◆ **EXERCISE AIM**:
Which lines hold the word "يعقوب"? Show each of them.

▼

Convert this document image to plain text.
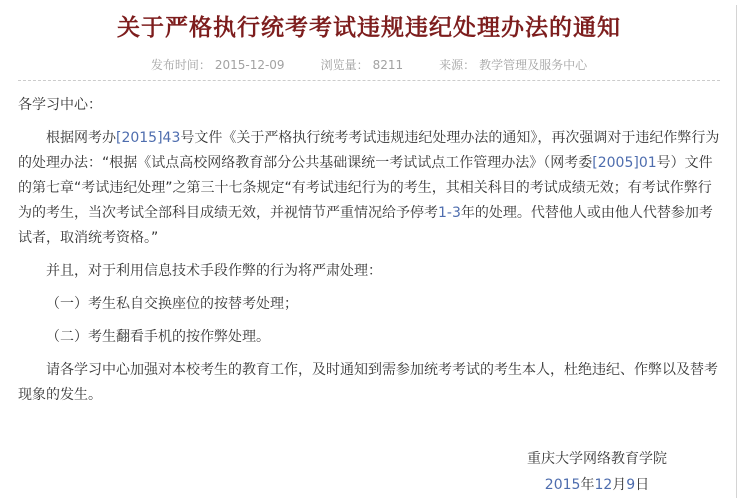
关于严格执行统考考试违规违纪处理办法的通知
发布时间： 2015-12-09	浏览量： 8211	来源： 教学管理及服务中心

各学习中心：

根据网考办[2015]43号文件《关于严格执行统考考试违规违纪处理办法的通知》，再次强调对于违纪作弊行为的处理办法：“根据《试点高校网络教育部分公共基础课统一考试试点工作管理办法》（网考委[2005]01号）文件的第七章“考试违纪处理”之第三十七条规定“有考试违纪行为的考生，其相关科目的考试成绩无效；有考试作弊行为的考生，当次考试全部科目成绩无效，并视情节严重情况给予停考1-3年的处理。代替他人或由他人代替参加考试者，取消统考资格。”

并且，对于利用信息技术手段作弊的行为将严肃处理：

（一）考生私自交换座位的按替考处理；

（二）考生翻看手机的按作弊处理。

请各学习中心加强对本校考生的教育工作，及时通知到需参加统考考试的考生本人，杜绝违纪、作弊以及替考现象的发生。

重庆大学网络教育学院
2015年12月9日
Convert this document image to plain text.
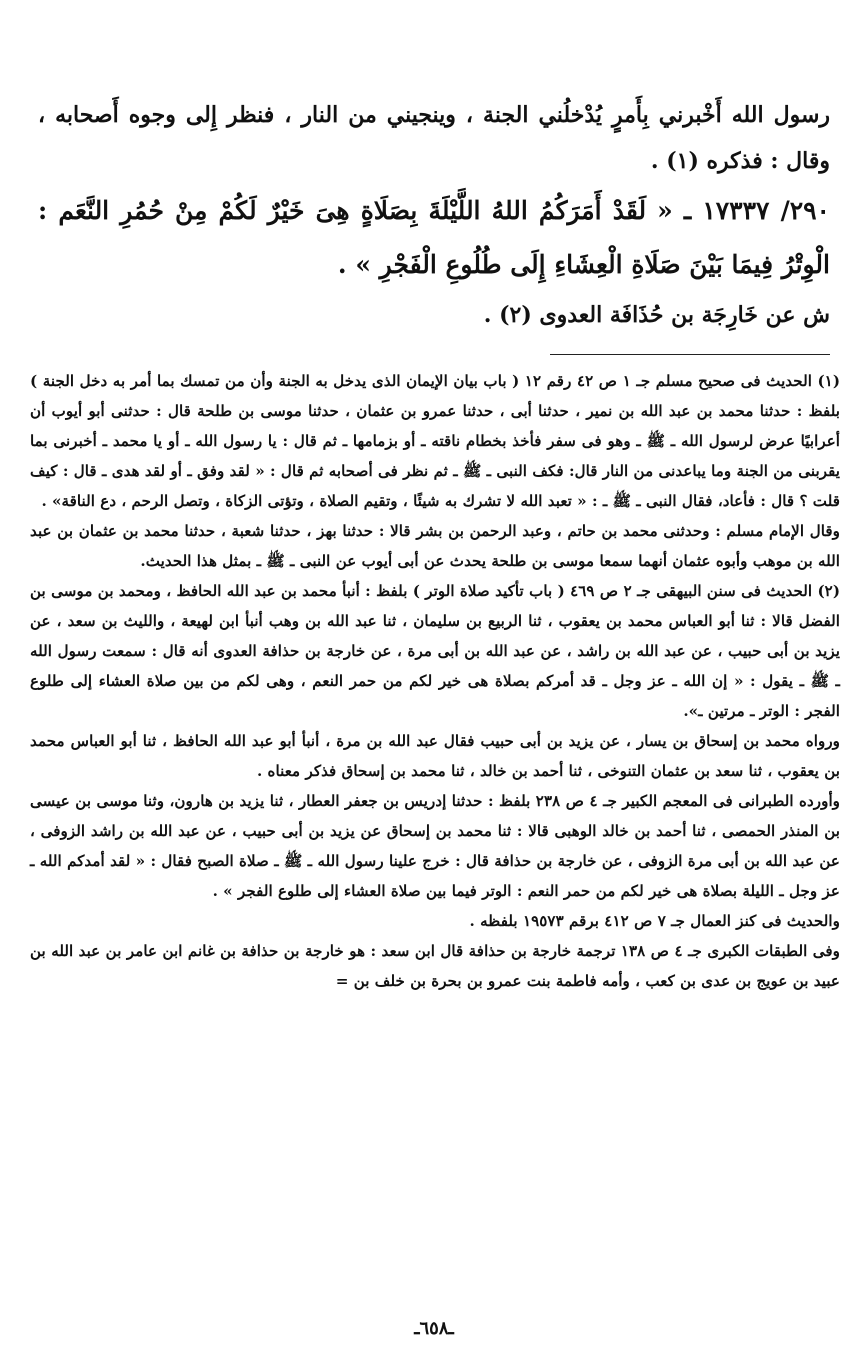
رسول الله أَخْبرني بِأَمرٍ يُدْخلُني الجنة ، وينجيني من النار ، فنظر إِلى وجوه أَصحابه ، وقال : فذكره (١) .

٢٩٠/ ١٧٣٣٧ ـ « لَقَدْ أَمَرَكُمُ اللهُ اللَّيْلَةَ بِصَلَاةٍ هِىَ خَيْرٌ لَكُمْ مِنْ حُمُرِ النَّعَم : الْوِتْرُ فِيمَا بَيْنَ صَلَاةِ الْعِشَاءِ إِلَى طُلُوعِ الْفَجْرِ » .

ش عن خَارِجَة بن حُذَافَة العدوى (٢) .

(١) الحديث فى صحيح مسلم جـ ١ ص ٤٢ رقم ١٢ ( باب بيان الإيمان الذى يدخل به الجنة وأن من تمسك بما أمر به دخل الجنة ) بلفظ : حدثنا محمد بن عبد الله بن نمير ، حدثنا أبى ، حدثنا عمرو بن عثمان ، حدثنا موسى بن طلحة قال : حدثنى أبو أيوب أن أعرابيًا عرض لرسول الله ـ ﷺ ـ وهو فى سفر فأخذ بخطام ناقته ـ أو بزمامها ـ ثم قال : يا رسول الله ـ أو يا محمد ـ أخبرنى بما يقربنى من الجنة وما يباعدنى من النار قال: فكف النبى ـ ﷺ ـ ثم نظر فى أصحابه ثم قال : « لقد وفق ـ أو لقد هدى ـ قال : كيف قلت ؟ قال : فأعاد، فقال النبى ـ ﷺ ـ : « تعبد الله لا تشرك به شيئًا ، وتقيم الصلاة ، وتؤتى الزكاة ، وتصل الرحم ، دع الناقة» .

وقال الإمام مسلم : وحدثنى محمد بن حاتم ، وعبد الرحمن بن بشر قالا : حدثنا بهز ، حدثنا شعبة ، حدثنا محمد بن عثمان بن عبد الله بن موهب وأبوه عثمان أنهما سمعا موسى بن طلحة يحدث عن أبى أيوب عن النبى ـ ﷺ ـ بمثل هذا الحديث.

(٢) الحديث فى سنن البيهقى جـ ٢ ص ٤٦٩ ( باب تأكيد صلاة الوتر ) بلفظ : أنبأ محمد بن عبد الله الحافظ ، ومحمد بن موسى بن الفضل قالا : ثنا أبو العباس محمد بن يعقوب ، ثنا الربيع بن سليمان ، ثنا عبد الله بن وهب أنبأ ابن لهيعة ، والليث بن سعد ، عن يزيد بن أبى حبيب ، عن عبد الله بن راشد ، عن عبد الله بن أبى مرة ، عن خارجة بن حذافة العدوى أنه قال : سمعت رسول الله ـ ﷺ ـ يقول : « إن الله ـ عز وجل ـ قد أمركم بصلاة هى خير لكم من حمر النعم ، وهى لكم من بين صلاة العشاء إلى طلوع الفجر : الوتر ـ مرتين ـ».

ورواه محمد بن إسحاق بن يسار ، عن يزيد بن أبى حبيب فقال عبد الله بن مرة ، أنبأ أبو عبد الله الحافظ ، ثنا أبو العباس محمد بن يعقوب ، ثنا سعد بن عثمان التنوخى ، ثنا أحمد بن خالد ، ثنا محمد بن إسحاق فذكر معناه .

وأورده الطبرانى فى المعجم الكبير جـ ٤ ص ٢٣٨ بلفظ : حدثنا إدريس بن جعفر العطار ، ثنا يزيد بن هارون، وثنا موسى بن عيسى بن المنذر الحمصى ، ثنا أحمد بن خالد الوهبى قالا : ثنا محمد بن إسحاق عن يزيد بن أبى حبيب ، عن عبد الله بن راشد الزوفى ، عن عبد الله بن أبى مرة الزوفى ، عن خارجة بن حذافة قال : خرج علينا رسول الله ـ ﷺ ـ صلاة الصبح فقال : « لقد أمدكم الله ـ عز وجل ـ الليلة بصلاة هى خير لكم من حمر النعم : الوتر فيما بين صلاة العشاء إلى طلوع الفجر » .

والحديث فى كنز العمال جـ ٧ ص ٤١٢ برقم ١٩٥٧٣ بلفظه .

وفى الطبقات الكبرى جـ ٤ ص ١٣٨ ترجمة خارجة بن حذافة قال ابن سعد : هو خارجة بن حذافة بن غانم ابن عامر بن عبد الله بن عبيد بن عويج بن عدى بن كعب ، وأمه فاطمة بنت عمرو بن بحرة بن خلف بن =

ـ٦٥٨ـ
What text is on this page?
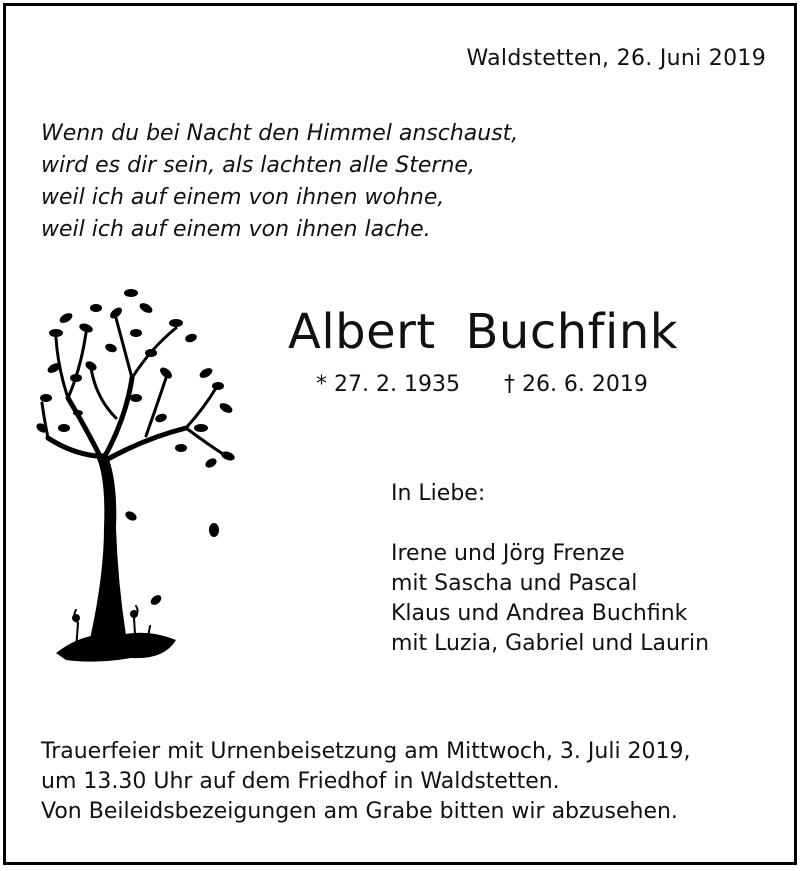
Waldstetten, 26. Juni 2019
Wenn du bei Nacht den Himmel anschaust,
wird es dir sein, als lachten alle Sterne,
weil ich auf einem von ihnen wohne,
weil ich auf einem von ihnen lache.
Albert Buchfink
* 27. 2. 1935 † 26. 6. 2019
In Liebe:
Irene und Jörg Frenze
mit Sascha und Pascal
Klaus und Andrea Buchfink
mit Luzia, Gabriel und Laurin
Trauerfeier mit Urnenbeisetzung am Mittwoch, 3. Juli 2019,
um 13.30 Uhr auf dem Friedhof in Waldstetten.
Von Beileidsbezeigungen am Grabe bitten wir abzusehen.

▲

◆ **OUTPUT OF THE EXERCISE**:
(٢) الحديث فى سنن البيهقى جـ ٢ ص ٤٦٩ ( باب تأكيد صلاة الوتر ) بلفظ : أنبأ محمد بن عبد الله الحافظ ، ومحمد بن موسى بن الفضل قالا : ثنا أبو العباس محمد بن يعقوب ، ثنا الربيع بن سليمان ، ثنا عبد الله بن وهب أنبأ ابن لهيعة ، والليث بن سعد ، عن يزيد بن أبى حبيب ، عن عبد الله بن راشد ، عن عبد الله بن أبى مرة ، عن خارجة بن حذافة العدوى أنه قال : سمعت رسول الله ـ ﷺ ـ يقول : « إن الله ـ عز وجل ـ قد أمركم بصلاة هى خير لكم من حمر النعم ، وهى لكم من بين صلاة العشاء إلى طلوع الفجر : الوتر ـ مرتين ـ».
ورواه محمد بن إسحاق بن يسار ، عن يزيد بن أبى حبيب فقال عبد الله بن مرة ، أنبأ أبو عبد الله الحافظ ، ثنا أبو العباس محمد بن يعقوب ، ثنا سعد بن عثمان التنوخى ، ثنا أحمد بن خالد ، ثنا محمد بن إسحاق فذكر معناه .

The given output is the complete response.